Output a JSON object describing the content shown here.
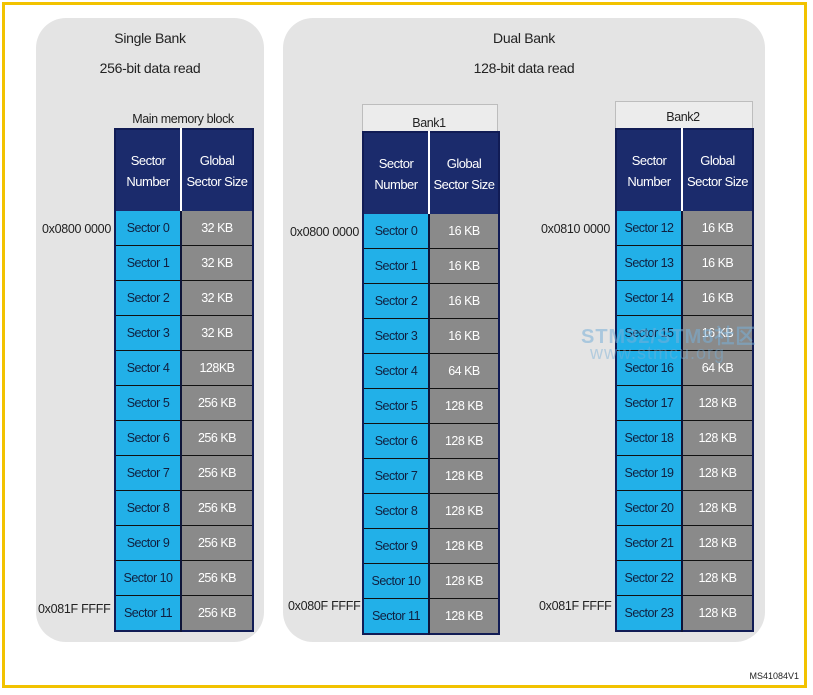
{
  "single_bank": {
    "title": "Single Bank",
    "subtitle": "256-bit data read",
    "block_label": "Main memory block",
    "header_sector": "Sector Number",
    "header_size": "Global Sector Size",
    "start_address": "0x0800 0000",
    "end_address": "0x081F FFFF",
    "rows": [
      {
        "sector": "Sector 0",
        "size": "32 KB"
      },
      {
        "sector": "Sector 1",
        "size": "32 KB"
      },
      {
        "sector": "Sector 2",
        "size": "32 KB"
      },
      {
        "sector": "Sector 3",
        "size": "32 KB"
      },
      {
        "sector": "Sector 4",
        "size": "128KB"
      },
      {
        "sector": "Sector 5",
        "size": "256 KB"
      },
      {
        "sector": "Sector 6",
        "size": "256 KB"
      },
      {
        "sector": "Sector 7",
        "size": "256 KB"
      },
      {
        "sector": "Sector 8",
        "size": "256 KB"
      },
      {
        "sector": "Sector 9",
        "size": "256 KB"
      },
      {
        "sector": "Sector 10",
        "size": "256 KB"
      },
      {
        "sector": "Sector 11",
        "size": "256 KB"
      }
    ]
  },
  "dual_bank": {
    "title": "Dual Bank",
    "subtitle": "128-bit data read",
    "bank1": {
      "label": "Bank1",
      "header_sector": "Sector Number",
      "header_size": "Global Sector Size",
      "start_address": "0x0800 0000",
      "end_address": "0x080F FFFF",
      "rows": [
        {
          "sector": "Sector 0",
          "size": "16 KB"
        },
        {
          "sector": "Sector 1",
          "size": "16 KB"
        },
        {
          "sector": "Sector 2",
          "size": "16 KB"
        },
        {
          "sector": "Sector 3",
          "size": "16 KB"
        },
        {
          "sector": "Sector 4",
          "size": "64 KB"
        },
        {
          "sector": "Sector 5",
          "size": "128 KB"
        },
        {
          "sector": "Sector 6",
          "size": "128 KB"
        },
        {
          "sector": "Sector 7",
          "size": "128 KB"
        },
        {
          "sector": "Sector 8",
          "size": "128 KB"
        },
        {
          "sector": "Sector 9",
          "size": "128 KB"
        },
        {
          "sector": "Sector 10",
          "size": "128 KB"
        },
        {
          "sector": "Sector 11",
          "size": "128 KB"
        }
      ]
    },
    "bank2": {
      "label": "Bank2",
      "header_sector": "Sector Number",
      "header_size": "Global Sector Size",
      "start_address": "0x0810 0000",
      "end_address": "0x081F FFFF",
      "rows": [
        {
          "sector": "Sector 12",
          "size": "16 KB"
        },
        {
          "sector": "Sector 13",
          "size": "16 KB"
        },
        {
          "sector": "Sector 14",
          "size": "16 KB"
        },
        {
          "sector": "Sector 15",
          "size": "16 KB"
        },
        {
          "sector": "Sector 16",
          "size": "64 KB"
        },
        {
          "sector": "Sector 17",
          "size": "128 KB"
        },
        {
          "sector": "Sector 18",
          "size": "128 KB"
        },
        {
          "sector": "Sector 19",
          "size": "128 KB"
        },
        {
          "sector": "Sector 20",
          "size": "128 KB"
        },
        {
          "sector": "Sector 21",
          "size": "128 KB"
        },
        {
          "sector": "Sector 22",
          "size": "128 KB"
        },
        {
          "sector": "Sector 23",
          "size": "128 KB"
        }
      ]
    }
  },
  "watermark": {
    "line1": "STM32/STM8社区",
    "line2": "www.stmcu.org"
  },
  "figure_code": "MS41084V1",
  "colors": {
    "frame": "#f2c200",
    "panel": "#e4e4e4",
    "header": "#1b2b6c",
    "sector_cell": "#22b0e8",
    "size_cell": "#8a8a8a"
  }
}
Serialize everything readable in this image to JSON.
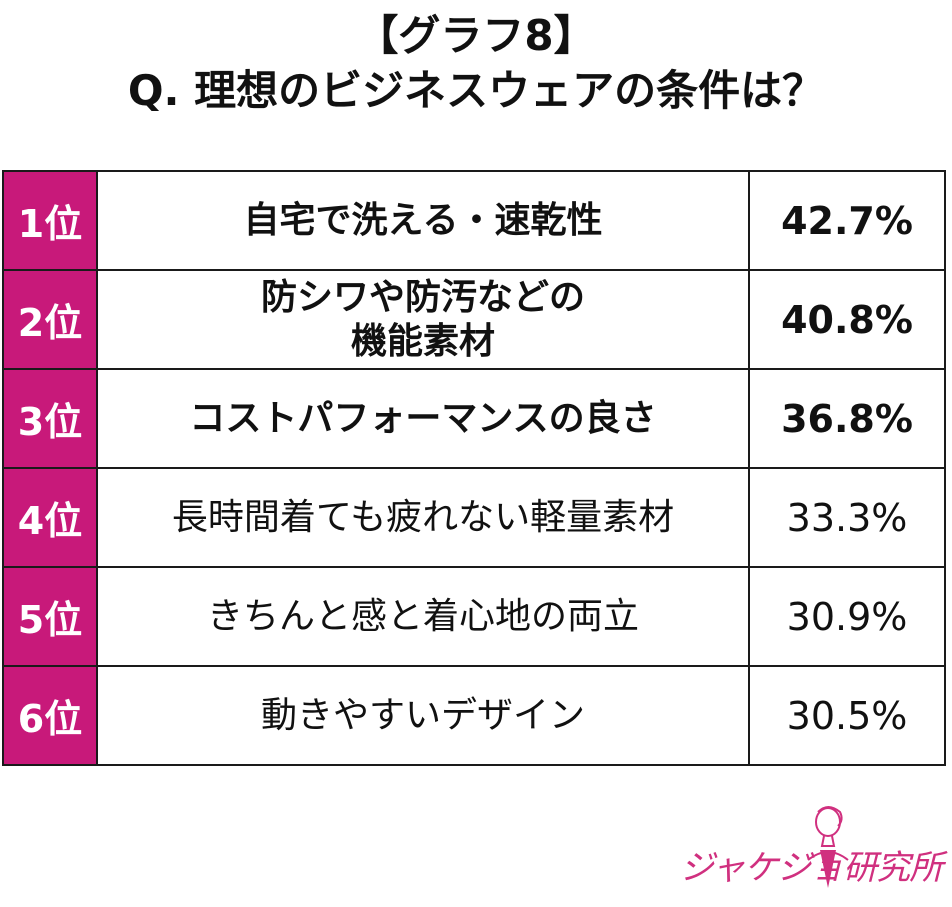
{
  "title": {
    "line1": "【グラフ8】",
    "line2": "Q. 理想のビジネスウェアの条件は？"
  },
  "colors": {
    "rank_bg": "#c8197a",
    "border": "#1a1a1a",
    "logo": "#d0307f"
  },
  "chart_data": {
    "type": "table",
    "rows": [
      {
        "rank": "1位",
        "label_lines": [
          "自宅で洗える・速乾性"
        ],
        "value": "42.7%",
        "percent": 42.7,
        "bold": true
      },
      {
        "rank": "2位",
        "label_lines": [
          "防シワや防汚などの",
          "機能素材"
        ],
        "value": "40.8%",
        "percent": 40.8,
        "bold": true
      },
      {
        "rank": "3位",
        "label_lines": [
          "コストパフォーマンスの良さ"
        ],
        "value": "36.8%",
        "percent": 36.8,
        "bold": true
      },
      {
        "rank": "4位",
        "label_lines": [
          "長時間着ても疲れない軽量素材"
        ],
        "value": "33.3%",
        "percent": 33.3,
        "bold": false
      },
      {
        "rank": "5位",
        "label_lines": [
          "きちんと感と着心地の両立"
        ],
        "value": "30.9%",
        "percent": 30.9,
        "bold": false
      },
      {
        "rank": "6位",
        "label_lines": [
          "動きやすいデザイン"
        ],
        "value": "30.5%",
        "percent": 30.5,
        "bold": false
      }
    ]
  },
  "logo": {
    "text": "ジャケジョ研究所"
  }
}
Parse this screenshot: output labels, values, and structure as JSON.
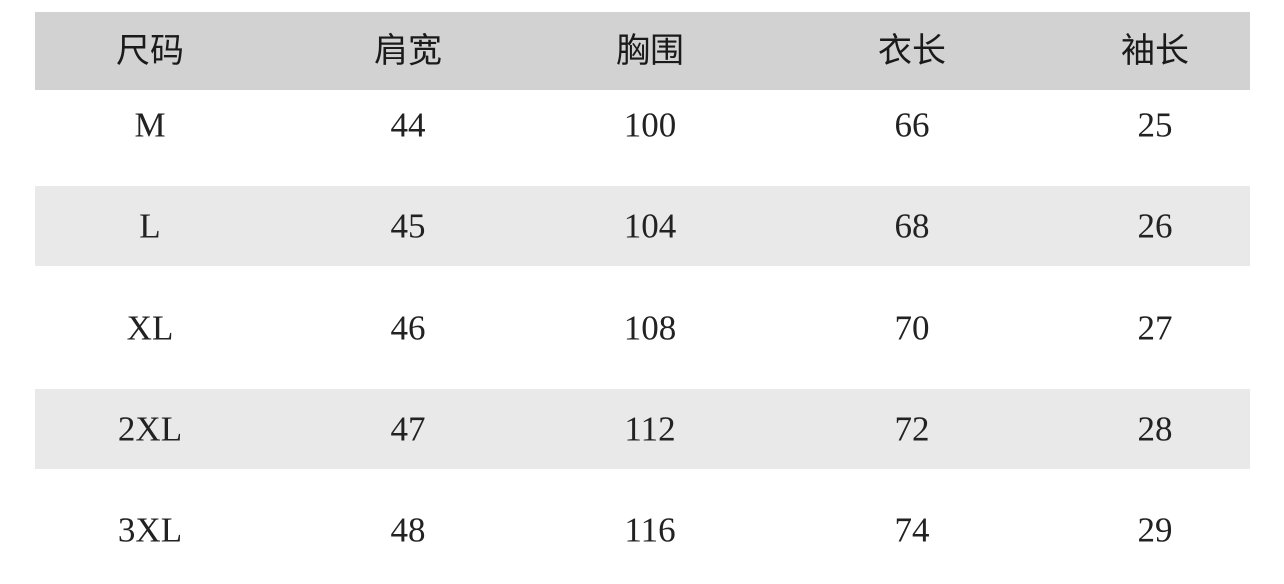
{
  "table": {
    "header": [
      "尺码",
      "肩宽",
      "胸围",
      "衣长",
      "袖长"
    ],
    "rows": [
      [
        "M",
        44,
        100,
        66,
        25
      ],
      [
        "L",
        45,
        104,
        68,
        26
      ],
      [
        "XL",
        46,
        108,
        70,
        27
      ],
      [
        "2XL",
        47,
        112,
        72,
        28
      ],
      [
        "3XL",
        48,
        116,
        74,
        29
      ]
    ]
  }
}
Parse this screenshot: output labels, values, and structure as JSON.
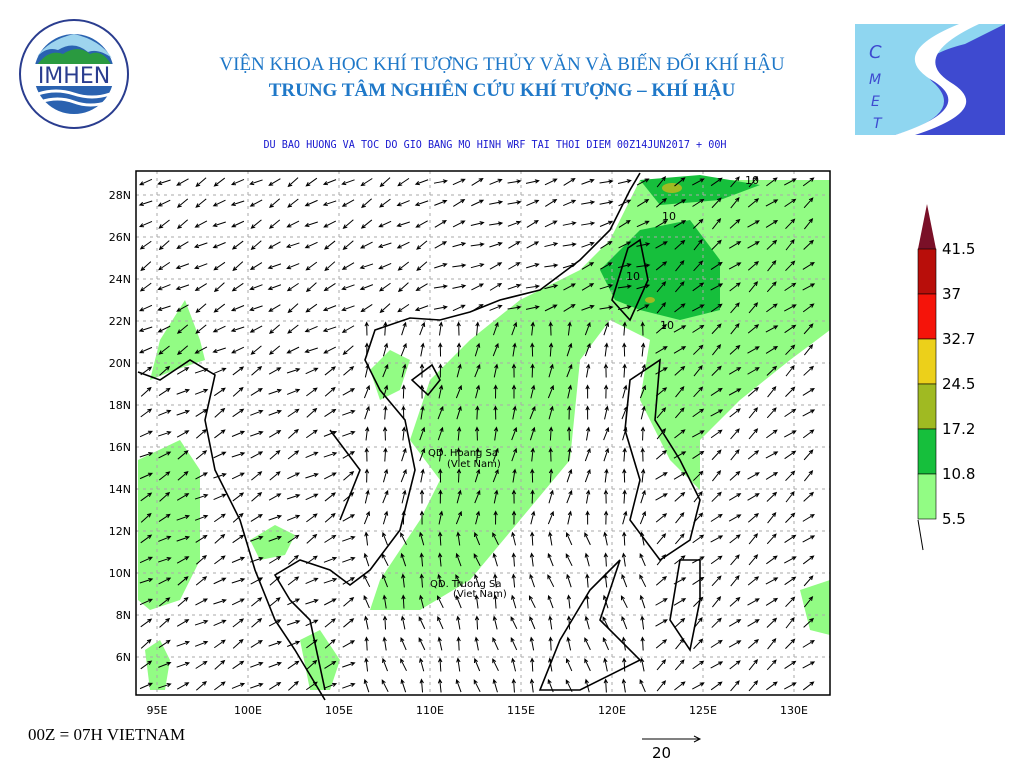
{
  "header": {
    "line1": "VIỆN KHOA HỌC KHÍ TƯỢNG THỦY VĂN VÀ BIẾN ĐỔI KHÍ HẬU",
    "line2": "TRUNG TÂM NGHIÊN CỨU KHÍ TƯỢNG – KHÍ HẬU",
    "subtitle": "DU BAO HUONG VA TOC DO GIO BANG MO HINH WRF TAI THOI DIEM  00Z14JUN2017 + 00H"
  },
  "logos": {
    "left": "IMHEN",
    "left_ring": "VIỆN KHOA HỌC KHÍ TƯỢNG THỦY VĂN VÀ BIẾN ĐỔI KHÍ HẬU",
    "right": "CMETC"
  },
  "map": {
    "lon_labels": [
      "95E",
      "100E",
      "105E",
      "110E",
      "115E",
      "120E",
      "125E",
      "130E"
    ],
    "lat_labels": [
      "28N",
      "26N",
      "24N",
      "22N",
      "20N",
      "18N",
      "16N",
      "14N",
      "12N",
      "10N",
      "8N",
      "6N"
    ],
    "annotations": [
      "QD. Hoang Sa",
      "(Viet Nam)",
      "QD. Truong Sa",
      "(Viet Nam)"
    ],
    "contour_labels": [
      "10",
      "10",
      "10",
      "10"
    ]
  },
  "legend": {
    "levels": [
      "41.5",
      "37",
      "32.7",
      "24.5",
      "17.2",
      "10.8",
      "5.5"
    ],
    "colors": [
      "#7a1028",
      "#b80e0a",
      "#f5140a",
      "#ecd01a",
      "#a0ba22",
      "#16bf3c",
      "#92fc84"
    ]
  },
  "footer": {
    "time_note": "00Z = 07H VIETNAM",
    "ref_vector": "20"
  }
}
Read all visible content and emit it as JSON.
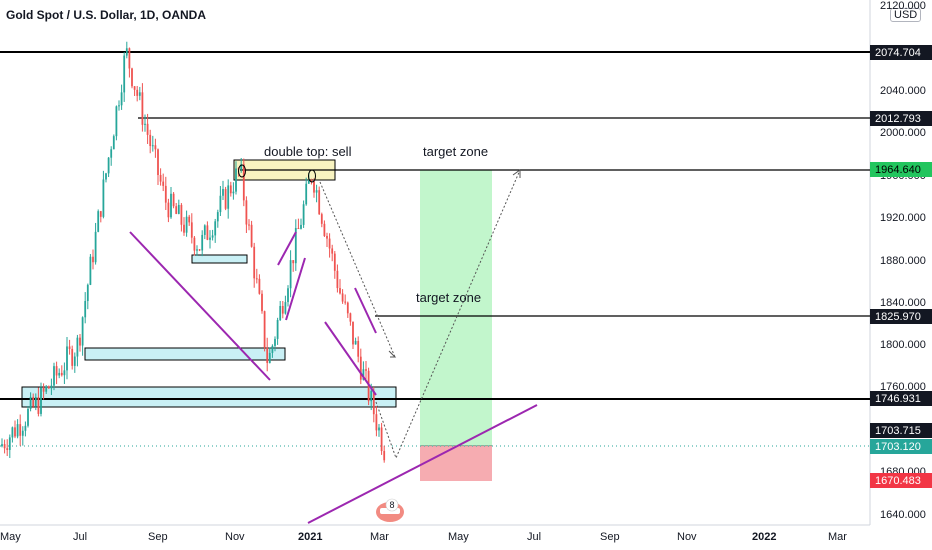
{
  "header": {
    "title": "Gold Spot / U.S. Dollar, 1D, OANDA",
    "currency": "USD"
  },
  "chart_data": {
    "type": "candlestick",
    "symbol": "Gold Spot / U.S. Dollar",
    "interval": "1D",
    "source": "OANDA",
    "ylim": [
      1620,
      2120
    ],
    "y_ticks": [
      "2120.000",
      "2080.000",
      "2040.000",
      "2000.000",
      "1960.000",
      "1920.000",
      "1880.000",
      "1840.000",
      "1800.000",
      "1760.000",
      "1720.000",
      "1680.000",
      "1640.000"
    ],
    "x_ticks": [
      "May",
      "Jul",
      "Sep",
      "Nov",
      "2021",
      "Mar",
      "May",
      "Jul",
      "Sep",
      "Nov",
      "2022",
      "Mar"
    ],
    "price_path": [
      [
        "May",
        1690
      ],
      [
        "Jun",
        1735
      ],
      [
        "Jul",
        1790
      ],
      [
        "Aug",
        2074.704
      ],
      [
        "Sep",
        1930
      ],
      [
        "Oct",
        1885
      ],
      [
        "Nov",
        1960
      ],
      [
        "Dec",
        1770
      ],
      [
        "2021",
        1958
      ],
      [
        "Feb",
        1840
      ],
      [
        "Mar",
        1685
      ],
      [
        "Mar",
        1703.715
      ]
    ],
    "horizontal_lines": [
      {
        "price": "2074.704",
        "color": "#000000"
      },
      {
        "price": "2012.793",
        "color": "#000000"
      },
      {
        "price": "1964.640",
        "color": "#000000",
        "badge_color": "#22c55e"
      },
      {
        "price": "1825.970",
        "color": "#000000"
      },
      {
        "price": "1746.931",
        "color": "#000000"
      }
    ],
    "price_labels": [
      {
        "price": "1703.715",
        "badge_color": "#131722"
      },
      {
        "price": "1703.120",
        "badge_color": "#26a69a",
        "role": "current"
      },
      {
        "price": "1670.483",
        "badge_color": "#f23645"
      }
    ],
    "zones": [
      {
        "kind": "target-zone",
        "color": "#b7f5c3",
        "from": 1703.12,
        "to": 1964.64
      },
      {
        "kind": "stop-zone",
        "color": "#f5a3a8",
        "from": 1670.483,
        "to": 1703.12
      },
      {
        "kind": "double-top-box",
        "color": "#f8f3c0",
        "from": 1956,
        "to": 1976
      },
      {
        "kind": "support-box",
        "color": "#c9f0f5",
        "from": 1876,
        "to": 1884
      },
      {
        "kind": "support-box",
        "color": "#c9f0f5",
        "from": 1783,
        "to": 1795
      },
      {
        "kind": "support-box",
        "color": "#c9f0f5",
        "from": 1740,
        "to": 1760
      }
    ],
    "annotations": [
      "double top: sell",
      "target zone",
      "target zone"
    ],
    "trendline_color": "#9c27b0",
    "event_badge": "8",
    "grid": false
  }
}
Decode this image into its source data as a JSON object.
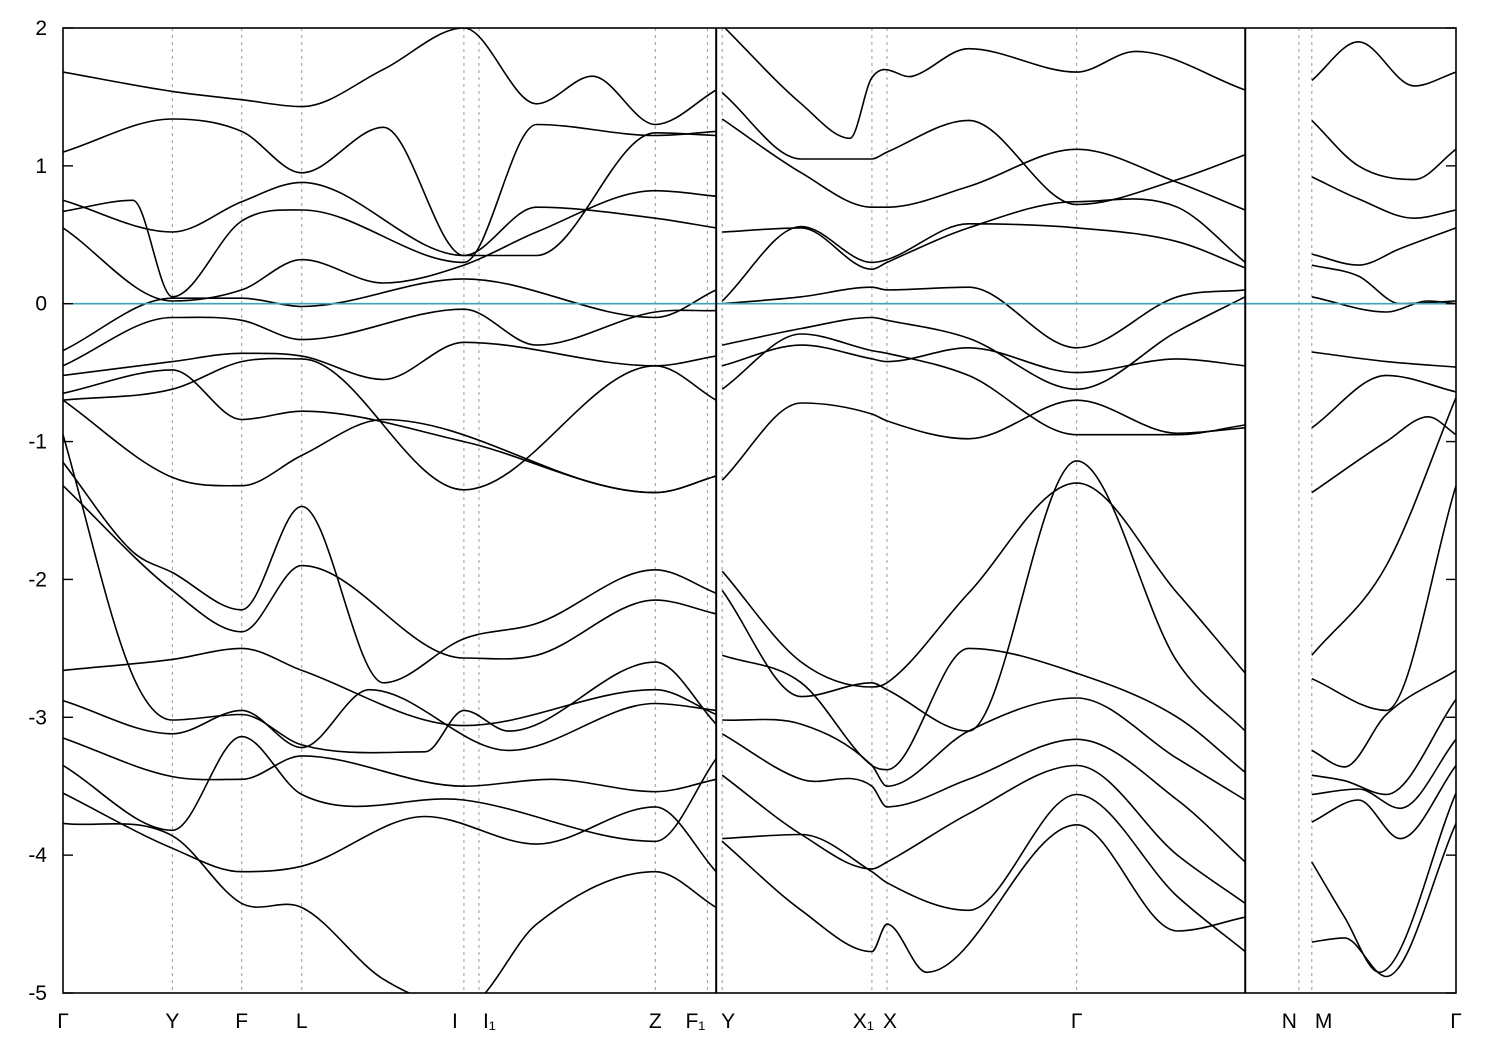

GOAL
Pull every line containing "VIỆN" out of the data above.

EXERCISE RESULT
    "line1": "VIỆN KHOA HỌC KHÍ TƯỢNG THỦY VĂN VÀ BIẾN ĐỔI KHÍ HẬU",
    "left_ring": "VIỆN KHOA HỌC KHÍ TƯỢNG THỦY VĂN VÀ BIẾN ĐỔI KHÍ HẬU",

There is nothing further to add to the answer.